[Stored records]
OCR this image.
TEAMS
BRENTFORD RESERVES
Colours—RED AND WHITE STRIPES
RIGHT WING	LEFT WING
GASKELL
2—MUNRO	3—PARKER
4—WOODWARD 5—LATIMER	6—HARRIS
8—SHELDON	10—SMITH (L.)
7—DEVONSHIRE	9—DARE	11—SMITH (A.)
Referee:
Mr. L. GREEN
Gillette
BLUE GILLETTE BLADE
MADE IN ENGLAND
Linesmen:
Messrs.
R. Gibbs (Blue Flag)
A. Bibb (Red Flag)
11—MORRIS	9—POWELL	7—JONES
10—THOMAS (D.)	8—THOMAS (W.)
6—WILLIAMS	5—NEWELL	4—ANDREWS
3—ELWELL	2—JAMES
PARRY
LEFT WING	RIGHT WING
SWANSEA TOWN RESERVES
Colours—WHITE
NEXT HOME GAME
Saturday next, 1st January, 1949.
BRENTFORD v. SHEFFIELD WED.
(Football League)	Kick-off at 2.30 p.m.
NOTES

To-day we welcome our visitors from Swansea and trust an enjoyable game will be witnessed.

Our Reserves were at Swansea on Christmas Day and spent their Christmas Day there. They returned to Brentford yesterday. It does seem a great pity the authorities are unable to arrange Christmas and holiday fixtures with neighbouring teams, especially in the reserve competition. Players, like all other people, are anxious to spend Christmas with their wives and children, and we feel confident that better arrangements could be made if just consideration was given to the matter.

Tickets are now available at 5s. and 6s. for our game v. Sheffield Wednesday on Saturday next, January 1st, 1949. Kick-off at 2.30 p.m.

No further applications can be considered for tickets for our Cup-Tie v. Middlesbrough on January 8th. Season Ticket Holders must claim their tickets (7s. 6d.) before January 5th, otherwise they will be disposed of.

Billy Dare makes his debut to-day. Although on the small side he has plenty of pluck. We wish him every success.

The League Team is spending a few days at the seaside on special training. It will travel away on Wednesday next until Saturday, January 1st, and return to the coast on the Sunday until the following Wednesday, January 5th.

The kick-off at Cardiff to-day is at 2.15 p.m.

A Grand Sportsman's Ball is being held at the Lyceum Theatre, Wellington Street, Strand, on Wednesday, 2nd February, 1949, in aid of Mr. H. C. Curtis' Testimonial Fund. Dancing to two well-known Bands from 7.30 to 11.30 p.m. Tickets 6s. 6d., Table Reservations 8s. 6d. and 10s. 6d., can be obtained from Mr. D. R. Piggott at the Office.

■ Exercise task
Ascertain the number of lines in the entries that include the word "WHITE", and report only that number.

■ Answer to this problem
2